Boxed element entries
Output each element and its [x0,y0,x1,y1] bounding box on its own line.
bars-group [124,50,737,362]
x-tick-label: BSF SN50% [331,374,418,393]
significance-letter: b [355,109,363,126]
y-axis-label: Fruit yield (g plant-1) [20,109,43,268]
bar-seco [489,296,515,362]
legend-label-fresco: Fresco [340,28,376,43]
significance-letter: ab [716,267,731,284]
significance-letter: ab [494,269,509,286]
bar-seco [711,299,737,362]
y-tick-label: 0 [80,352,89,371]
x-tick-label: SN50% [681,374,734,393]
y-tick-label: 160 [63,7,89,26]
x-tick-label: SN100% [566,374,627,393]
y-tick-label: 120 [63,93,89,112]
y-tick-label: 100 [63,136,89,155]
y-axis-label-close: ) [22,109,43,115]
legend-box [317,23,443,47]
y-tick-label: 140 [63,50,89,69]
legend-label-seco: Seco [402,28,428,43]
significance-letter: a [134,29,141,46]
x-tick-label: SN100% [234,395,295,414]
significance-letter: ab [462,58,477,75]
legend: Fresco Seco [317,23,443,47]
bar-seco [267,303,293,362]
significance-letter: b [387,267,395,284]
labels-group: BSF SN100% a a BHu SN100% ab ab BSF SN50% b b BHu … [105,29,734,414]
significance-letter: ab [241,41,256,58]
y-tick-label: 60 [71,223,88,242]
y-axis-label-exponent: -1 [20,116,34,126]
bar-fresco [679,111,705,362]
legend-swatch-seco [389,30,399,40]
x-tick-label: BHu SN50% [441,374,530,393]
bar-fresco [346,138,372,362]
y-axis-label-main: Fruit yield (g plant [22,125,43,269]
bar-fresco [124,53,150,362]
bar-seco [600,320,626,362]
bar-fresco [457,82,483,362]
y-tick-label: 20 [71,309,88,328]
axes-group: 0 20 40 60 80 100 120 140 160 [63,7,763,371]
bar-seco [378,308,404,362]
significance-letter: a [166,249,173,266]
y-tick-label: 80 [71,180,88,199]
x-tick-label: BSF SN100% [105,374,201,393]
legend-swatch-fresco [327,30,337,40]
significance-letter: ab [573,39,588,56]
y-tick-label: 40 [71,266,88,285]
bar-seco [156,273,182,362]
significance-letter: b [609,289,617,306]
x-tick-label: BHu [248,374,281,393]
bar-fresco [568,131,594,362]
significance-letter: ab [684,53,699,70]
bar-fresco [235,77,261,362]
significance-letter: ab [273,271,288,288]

Set task: Please return each line of the material above that contains the string "yield", treating uppercase and lowercase as different.

Answer in full:
y-axis-label: Fruit yield (g plant-1) [20,109,43,268]
y-axis-label-main: Fruit yield (g plant [22,125,43,269]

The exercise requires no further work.